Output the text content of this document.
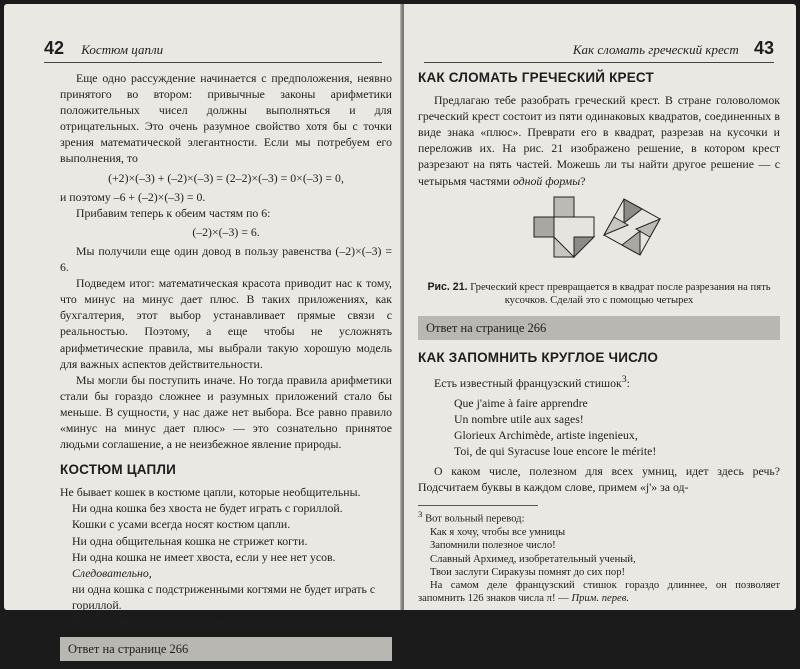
42 Костюм цапли

Еще одно рассуждение начинается с предположения, неявно принятого во втором: привычные законы арифметики положительных чисел должны выполняться и для отрицательных. Это очень разумное свойство хотя бы с точки зрения математической элегантности. Если мы потребуем его выполнения, то

(+2)×(–3) + (–2)×(–3) = (2–2)×(–3) = 0×(–3) = 0,

и поэтому –6 + (–2)×(–3) = 0.

Прибавим теперь к обеим частям по 6:

(–2)×(–3) = 6.

Мы получили еще один довод в пользу равенства (–2)×(–3) = 6.

Подведем итог: математическая красота приводит нас к тому, что минус на минус дает плюс. В таких приложениях, как бухгалтерия, этот выбор устанавливает прямые связи с реальностью. Поэтому, а еще чтобы не усложнять арифметические правила, мы выбрали такую хорошую модель для важных аспектов действительности.

Мы могли бы поступить иначе. Но тогда правила арифметики стали бы гораздо сложнее и разумных приложений стало бы меньше. В сущности, у нас даже нет выбора. Все равно правило «минус на минус дает плюс» — это сознательно принятое людьми соглашение, а не неизбежное явление природы.

КОСТЮМ ЦАПЛИ

Не бывает кошек в костюме цапли, которые необщительны.

Ни одна кошка без хвоста не будет играть с гориллой.
Кошки с усами всегда носят костюм цапли.
Ни одна общительная кошка не стрижет когти.
Ни одна кошка не имеет хвоста, если у нее нет усов.
Следовательно,
ни одна кошка с подстриженными когтями не будет играть с гориллой.
Верен ли этот логический вывод?
Ответ на странице 266
Как сломать греческий крест 43
КАК СЛОМАТЬ ГРЕЧЕСКИЙ КРЕСТ

Предлагаю тебе разобрать греческий крест. В стране головоломок греческий крест состоит из пяти одинаковых квадратов, соединенных в виде знака «плюс». Преврати его в квадрат, разрезав на кусочки и переложив их. На рис. 21 изображено решение, в котором крест разрезают на пять частей. Можешь ли ты найти другое решение — с четырьмя частями одной формы?

Рис. 21. Греческий крест превращается в квадрат после разрезания на пять кусочков. Сделай это с помощью четырех

Ответ на странице 266
КАК ЗАПОМНИТЬ КРУГЛОЕ ЧИСЛО

Есть известный французский стишок$^3$:

Que j'aime à faire apprendre
Un nombre utile aux sages!
Glorieux Archimède, artiste ingenieux,
Toi, de qui Syracuse loue encore le mérite!

О каком числе, полезном для всех умниц, идет здесь речь? Подсчитаем буквы в каждом слове, примем «j'» за од-

$^3$ Вот вольный перевод:
Как я хочу, чтобы все умницы
Запомнили полезное число!
Славный Архимед, изобретательный ученый,
Твои заслуги Сиракузы помнят до сих пор!

На самом деле французский стишок гораздо длиннее, он позволяет запомнить 126 знаков числа π! — Прим. перев.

____

- GOAL -
Return every line above in which the string "стишок" occurs.

- TASK SOLUTION -
Есть известный французский стишок$^3$:
На самом деле французский стишок гораздо длиннее, он позволяет запомнить 126 знаков числа π! — Прим. перев.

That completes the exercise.